══ Supplied entries
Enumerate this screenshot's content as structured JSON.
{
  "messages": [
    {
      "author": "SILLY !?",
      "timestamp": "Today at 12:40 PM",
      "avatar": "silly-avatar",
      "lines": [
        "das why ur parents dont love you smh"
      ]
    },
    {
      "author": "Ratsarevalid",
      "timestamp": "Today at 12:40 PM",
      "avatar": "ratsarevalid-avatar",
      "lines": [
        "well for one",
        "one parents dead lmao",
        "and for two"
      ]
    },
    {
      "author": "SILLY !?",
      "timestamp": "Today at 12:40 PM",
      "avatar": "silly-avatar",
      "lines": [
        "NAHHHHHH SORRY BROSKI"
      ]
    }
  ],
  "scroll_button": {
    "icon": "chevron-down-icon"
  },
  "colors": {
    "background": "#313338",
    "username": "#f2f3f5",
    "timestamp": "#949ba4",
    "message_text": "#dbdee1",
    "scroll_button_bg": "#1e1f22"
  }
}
════
Copy out every line of the data above, exactly as given.

> **Full solution**:
Enumerate this screenshot's content as structured JSON.
{
  "messages": [
    {
      "author": "SILLY !?",
      "timestamp": "Today at 12:40 PM",
      "avatar": "silly-avatar",
      "lines": [
        "das why ur parents dont love you smh"
      ]
    },
    {
      "author": "Ratsarevalid",
      "timestamp": "Today at 12:40 PM",
      "avatar": "ratsarevalid-avatar",
      "lines": [
        "well for one",
        "one parents dead lmao",
        "and for two"
      ]
    },
    {
      "author": "SILLY !?",
      "timestamp": "Today at 12:40 PM",
      "avatar": "silly-avatar",
      "lines": [
        "NAHHHHHH SORRY BROSKI"
      ]
    }
  ],
  "scroll_button": {
    "icon": "chevron-down-icon"
  },
  "colors": {
    "background": "#313338",
    "username": "#f2f3f5",
    "timestamp": "#949ba4",
    "message_text": "#dbdee1",
    "scroll_button_bg": "#1e1f22"
  }
}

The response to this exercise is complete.